▸ **INSTRUCTION**:
Repeat the listing in full, word for word.

▸ **Records contained in a dataset**:
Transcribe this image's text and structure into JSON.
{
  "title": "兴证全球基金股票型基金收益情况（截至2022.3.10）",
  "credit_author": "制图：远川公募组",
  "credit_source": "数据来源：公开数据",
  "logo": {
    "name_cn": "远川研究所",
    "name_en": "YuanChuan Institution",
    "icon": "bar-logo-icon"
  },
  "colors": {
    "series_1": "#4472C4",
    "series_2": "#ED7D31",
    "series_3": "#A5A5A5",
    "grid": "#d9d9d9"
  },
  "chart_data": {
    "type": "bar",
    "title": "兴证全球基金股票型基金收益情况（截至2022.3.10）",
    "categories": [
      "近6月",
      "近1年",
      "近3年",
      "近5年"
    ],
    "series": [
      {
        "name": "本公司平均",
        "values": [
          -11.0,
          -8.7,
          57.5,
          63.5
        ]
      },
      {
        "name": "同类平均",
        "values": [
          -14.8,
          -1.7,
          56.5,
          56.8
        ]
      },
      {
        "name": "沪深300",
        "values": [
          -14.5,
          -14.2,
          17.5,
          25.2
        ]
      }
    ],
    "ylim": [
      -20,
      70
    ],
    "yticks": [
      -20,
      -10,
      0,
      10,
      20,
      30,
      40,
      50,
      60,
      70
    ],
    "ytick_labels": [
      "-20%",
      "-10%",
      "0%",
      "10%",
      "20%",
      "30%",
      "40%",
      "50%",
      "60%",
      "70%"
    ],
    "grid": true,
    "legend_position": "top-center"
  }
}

▸ **IN RESPONSE**:
Transcribe this image's text and structure into JSON.
{
  "title": "兴证全球基金股票型基金收益情况（截至2022.3.10）",
  "credit_author": "制图：远川公募组",
  "credit_source": "数据来源：公开数据",
  "logo": {
    "name_cn": "远川研究所",
    "name_en": "YuanChuan Institution",
    "icon": "bar-logo-icon"
  },
  "colors": {
    "series_1": "#4472C4",
    "series_2": "#ED7D31",
    "series_3": "#A5A5A5",
    "grid": "#d9d9d9"
  },
  "chart_data": {
    "type": "bar",
    "title": "兴证全球基金股票型基金收益情况（截至2022.3.10）",
    "categories": [
      "近6月",
      "近1年",
      "近3年",
      "近5年"
    ],
    "series": [
      {
        "name": "本公司平均",
        "values": [
          -11.0,
          -8.7,
          57.5,
          63.5
        ]
      },
      {
        "name": "同类平均",
        "values": [
          -14.8,
          -1.7,
          56.5,
          56.8
        ]
      },
      {
        "name": "沪深300",
        "values": [
          -14.5,
          -14.2,
          17.5,
          25.2
        ]
      }
    ],
    "ylim": [
      -20,
      70
    ],
    "yticks": [
      -20,
      -10,
      0,
      10,
      20,
      30,
      40,
      50,
      60,
      70
    ],
    "ytick_labels": [
      "-20%",
      "-10%",
      "0%",
      "10%",
      "20%",
      "30%",
      "40%",
      "50%",
      "60%",
      "70%"
    ],
    "grid": true,
    "legend_position": "top-center"
  }
}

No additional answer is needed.